Dataset records:
-- Begin --

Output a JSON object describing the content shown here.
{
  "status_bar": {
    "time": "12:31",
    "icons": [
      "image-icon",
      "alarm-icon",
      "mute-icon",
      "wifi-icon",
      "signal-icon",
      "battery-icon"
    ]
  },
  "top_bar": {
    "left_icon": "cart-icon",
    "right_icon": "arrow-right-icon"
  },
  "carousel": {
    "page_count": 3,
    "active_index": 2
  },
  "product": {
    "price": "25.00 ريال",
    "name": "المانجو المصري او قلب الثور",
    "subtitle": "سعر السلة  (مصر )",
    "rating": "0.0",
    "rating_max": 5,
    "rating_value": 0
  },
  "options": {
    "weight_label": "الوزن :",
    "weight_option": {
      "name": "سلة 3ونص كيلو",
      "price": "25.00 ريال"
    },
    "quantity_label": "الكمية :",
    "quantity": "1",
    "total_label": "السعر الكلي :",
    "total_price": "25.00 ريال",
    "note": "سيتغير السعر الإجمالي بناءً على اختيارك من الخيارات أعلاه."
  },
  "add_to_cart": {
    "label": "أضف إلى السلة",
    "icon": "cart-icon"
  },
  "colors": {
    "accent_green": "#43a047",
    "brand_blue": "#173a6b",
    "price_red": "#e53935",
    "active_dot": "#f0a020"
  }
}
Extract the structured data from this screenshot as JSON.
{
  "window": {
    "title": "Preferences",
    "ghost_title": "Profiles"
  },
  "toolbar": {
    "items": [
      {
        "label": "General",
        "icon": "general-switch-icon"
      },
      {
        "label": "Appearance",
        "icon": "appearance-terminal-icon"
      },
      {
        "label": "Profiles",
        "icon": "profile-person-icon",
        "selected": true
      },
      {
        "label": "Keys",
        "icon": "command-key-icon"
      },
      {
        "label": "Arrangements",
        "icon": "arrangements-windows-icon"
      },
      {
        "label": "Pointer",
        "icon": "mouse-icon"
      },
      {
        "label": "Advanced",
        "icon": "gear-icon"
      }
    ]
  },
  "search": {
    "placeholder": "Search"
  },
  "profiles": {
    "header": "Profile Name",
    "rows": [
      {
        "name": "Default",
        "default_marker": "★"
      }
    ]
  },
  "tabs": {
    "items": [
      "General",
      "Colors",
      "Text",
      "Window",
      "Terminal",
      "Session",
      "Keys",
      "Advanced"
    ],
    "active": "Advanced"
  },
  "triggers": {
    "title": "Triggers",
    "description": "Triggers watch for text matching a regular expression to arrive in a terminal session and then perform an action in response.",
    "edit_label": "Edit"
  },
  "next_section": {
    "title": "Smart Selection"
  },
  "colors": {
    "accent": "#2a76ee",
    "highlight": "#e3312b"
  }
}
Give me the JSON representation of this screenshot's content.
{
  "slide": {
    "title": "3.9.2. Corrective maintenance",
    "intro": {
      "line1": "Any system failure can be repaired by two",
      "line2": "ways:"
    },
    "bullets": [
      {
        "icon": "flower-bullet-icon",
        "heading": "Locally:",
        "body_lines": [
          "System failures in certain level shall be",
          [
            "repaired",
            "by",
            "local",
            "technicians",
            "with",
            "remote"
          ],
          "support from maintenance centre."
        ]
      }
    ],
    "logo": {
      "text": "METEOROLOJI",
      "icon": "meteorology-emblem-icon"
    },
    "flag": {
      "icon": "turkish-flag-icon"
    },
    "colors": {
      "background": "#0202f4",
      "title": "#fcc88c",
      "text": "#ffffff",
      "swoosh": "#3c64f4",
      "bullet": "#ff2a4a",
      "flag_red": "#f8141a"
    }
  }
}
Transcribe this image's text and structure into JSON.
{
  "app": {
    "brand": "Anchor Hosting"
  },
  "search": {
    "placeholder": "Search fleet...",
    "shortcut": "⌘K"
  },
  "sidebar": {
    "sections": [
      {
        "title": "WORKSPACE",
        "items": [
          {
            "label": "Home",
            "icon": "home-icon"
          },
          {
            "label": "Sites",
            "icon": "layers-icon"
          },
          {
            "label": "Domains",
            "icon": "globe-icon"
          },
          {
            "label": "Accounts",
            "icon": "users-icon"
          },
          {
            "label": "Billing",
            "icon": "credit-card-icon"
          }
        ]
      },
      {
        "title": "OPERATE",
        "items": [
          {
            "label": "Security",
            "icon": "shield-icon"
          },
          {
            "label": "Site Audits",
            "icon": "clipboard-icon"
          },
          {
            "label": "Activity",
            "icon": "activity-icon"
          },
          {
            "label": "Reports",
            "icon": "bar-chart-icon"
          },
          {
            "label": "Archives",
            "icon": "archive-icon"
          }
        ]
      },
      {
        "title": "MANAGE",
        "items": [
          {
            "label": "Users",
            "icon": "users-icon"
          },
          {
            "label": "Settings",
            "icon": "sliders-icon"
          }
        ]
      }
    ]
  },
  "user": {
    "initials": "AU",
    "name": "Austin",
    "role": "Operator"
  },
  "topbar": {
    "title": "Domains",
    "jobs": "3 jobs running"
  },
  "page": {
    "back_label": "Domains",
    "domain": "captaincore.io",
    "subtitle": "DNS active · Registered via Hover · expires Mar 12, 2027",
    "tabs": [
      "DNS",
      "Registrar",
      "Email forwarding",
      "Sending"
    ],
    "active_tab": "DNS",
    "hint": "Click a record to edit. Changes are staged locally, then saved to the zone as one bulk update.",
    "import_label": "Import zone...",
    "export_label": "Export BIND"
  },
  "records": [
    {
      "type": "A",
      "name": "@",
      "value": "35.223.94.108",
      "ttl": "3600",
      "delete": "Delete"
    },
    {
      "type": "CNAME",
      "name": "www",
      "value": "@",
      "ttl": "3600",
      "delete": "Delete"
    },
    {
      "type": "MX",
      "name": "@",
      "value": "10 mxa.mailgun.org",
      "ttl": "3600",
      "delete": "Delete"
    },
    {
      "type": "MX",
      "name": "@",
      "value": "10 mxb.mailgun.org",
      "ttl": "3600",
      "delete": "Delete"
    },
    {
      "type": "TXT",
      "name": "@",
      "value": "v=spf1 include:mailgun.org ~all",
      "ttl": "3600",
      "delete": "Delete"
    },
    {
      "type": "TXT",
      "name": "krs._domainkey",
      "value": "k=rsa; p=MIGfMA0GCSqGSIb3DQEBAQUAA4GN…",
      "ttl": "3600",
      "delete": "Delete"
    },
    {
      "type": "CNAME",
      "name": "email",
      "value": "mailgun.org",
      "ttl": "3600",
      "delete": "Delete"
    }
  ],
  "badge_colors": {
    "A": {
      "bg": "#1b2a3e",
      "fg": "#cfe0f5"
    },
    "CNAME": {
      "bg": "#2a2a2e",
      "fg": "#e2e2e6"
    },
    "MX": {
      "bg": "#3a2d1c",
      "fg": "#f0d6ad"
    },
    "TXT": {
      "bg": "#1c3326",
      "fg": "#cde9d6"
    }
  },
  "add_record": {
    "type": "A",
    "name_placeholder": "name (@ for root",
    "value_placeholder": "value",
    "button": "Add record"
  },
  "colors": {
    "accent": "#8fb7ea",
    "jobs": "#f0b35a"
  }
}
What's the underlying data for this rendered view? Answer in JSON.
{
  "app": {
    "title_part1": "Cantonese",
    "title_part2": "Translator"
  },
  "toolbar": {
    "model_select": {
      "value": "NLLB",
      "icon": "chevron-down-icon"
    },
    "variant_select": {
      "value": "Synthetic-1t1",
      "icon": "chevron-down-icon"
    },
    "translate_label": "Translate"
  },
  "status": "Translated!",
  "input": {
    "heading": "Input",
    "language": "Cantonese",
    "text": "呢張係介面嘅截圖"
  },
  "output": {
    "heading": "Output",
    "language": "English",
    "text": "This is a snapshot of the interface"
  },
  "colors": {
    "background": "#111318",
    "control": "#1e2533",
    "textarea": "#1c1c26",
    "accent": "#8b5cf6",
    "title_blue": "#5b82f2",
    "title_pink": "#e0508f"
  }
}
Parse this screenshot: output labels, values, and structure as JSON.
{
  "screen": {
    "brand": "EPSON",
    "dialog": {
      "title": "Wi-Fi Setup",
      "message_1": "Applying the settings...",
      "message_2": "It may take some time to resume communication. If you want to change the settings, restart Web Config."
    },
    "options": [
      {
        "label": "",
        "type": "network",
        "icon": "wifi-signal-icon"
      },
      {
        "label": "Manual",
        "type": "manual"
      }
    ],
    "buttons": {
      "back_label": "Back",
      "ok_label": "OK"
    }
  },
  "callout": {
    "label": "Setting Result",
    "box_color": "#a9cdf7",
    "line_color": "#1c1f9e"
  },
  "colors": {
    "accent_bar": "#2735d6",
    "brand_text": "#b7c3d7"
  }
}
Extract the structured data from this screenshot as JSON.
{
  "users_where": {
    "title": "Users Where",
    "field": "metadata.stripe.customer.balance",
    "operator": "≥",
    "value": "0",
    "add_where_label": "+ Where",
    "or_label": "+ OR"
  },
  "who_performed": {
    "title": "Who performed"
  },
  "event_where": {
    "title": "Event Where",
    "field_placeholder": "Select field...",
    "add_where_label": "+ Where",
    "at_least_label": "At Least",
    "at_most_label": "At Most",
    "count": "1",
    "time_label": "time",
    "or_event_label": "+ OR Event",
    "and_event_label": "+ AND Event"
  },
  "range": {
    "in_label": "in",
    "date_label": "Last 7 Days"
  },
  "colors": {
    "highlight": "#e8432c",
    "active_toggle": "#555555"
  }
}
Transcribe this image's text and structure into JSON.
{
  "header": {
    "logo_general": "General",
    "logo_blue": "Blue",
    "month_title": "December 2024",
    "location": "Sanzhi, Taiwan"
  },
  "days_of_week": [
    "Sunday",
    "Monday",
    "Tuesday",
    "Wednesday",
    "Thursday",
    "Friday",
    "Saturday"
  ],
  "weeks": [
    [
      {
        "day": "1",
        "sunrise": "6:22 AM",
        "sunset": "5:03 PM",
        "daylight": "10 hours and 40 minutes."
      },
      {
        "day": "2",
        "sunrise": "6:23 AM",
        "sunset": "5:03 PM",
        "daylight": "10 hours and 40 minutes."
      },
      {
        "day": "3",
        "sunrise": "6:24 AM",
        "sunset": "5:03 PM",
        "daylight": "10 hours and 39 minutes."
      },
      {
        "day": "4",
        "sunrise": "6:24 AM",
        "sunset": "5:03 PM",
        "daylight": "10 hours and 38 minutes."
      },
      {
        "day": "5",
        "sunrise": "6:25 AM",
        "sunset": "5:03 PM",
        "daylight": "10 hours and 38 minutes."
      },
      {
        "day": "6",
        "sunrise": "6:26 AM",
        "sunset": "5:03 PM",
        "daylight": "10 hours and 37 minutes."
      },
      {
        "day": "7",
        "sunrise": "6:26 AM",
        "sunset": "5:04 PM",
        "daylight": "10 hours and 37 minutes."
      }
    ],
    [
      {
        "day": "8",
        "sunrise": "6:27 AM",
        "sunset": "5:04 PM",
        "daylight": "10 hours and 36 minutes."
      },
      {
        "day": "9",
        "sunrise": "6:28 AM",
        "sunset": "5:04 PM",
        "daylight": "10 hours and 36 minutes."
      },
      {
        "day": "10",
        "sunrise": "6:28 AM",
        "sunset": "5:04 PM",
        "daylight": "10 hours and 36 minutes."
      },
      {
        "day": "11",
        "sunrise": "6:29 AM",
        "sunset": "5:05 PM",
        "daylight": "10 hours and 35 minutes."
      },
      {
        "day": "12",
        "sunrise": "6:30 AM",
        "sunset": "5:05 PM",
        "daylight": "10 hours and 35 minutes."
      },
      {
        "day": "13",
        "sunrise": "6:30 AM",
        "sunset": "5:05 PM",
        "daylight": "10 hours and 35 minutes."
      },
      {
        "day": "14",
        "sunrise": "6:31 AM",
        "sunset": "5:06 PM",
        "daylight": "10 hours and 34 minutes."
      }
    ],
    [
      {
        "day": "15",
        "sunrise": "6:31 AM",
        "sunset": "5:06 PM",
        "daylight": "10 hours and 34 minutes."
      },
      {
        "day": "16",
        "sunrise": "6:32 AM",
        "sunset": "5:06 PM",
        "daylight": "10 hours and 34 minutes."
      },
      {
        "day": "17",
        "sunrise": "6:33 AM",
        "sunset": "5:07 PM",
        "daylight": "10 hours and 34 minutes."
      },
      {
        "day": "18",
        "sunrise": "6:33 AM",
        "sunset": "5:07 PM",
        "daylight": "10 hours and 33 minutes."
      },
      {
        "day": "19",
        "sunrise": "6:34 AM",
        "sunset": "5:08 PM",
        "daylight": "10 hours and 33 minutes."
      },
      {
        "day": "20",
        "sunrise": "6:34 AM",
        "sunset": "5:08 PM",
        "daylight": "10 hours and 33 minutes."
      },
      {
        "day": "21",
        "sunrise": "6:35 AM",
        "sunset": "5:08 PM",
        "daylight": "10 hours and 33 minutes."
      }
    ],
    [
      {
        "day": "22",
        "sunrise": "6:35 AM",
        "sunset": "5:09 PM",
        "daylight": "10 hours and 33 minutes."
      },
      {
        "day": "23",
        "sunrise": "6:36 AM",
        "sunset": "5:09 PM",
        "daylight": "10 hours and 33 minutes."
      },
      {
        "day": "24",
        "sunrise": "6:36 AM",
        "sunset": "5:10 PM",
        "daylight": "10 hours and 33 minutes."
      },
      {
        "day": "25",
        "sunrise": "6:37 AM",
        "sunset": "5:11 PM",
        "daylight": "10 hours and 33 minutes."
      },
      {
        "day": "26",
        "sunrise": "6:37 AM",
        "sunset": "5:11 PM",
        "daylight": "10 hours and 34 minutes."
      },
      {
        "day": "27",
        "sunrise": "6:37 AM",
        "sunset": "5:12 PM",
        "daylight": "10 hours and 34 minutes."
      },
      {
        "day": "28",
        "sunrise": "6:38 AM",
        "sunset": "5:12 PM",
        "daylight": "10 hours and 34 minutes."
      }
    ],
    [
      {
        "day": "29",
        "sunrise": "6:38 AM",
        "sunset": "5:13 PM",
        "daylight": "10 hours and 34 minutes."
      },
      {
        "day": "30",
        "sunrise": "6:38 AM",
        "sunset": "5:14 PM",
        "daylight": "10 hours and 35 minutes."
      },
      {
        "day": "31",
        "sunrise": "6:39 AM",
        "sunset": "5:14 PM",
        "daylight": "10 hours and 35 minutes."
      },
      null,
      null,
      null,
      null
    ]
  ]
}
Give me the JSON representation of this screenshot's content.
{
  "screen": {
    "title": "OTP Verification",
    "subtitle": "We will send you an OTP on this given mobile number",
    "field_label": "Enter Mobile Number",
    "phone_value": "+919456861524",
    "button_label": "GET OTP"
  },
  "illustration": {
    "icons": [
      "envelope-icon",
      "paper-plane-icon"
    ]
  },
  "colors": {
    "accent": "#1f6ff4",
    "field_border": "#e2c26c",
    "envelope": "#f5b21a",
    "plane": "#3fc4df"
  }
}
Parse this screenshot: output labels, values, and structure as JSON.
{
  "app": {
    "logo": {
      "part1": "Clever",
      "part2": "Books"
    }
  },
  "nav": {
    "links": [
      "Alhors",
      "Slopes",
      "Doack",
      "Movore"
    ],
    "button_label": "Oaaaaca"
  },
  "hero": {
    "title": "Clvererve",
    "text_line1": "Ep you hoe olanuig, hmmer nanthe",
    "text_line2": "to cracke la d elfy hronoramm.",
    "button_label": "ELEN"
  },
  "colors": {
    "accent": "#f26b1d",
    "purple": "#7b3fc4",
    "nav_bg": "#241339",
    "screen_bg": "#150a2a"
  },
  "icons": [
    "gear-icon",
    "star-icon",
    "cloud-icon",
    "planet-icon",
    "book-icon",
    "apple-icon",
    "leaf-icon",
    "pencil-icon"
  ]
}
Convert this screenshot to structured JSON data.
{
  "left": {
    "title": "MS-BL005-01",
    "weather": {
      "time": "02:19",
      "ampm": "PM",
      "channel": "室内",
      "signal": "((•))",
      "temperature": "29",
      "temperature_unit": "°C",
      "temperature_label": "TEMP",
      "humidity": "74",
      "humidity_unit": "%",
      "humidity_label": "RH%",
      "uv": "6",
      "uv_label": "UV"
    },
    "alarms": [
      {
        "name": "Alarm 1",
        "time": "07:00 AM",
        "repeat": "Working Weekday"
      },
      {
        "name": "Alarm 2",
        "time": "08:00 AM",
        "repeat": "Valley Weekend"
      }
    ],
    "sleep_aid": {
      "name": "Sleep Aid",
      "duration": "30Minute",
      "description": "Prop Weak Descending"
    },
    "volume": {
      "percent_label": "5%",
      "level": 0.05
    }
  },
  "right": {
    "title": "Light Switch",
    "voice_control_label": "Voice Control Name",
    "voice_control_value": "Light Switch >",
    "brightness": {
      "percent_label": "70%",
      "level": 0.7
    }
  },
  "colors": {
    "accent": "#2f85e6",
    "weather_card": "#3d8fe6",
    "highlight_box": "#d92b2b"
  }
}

-- End --

**Work to be completed:** Within the entries above, report how many lines include "maintenance", and keep the answer to the number.

**Exercise output:** 2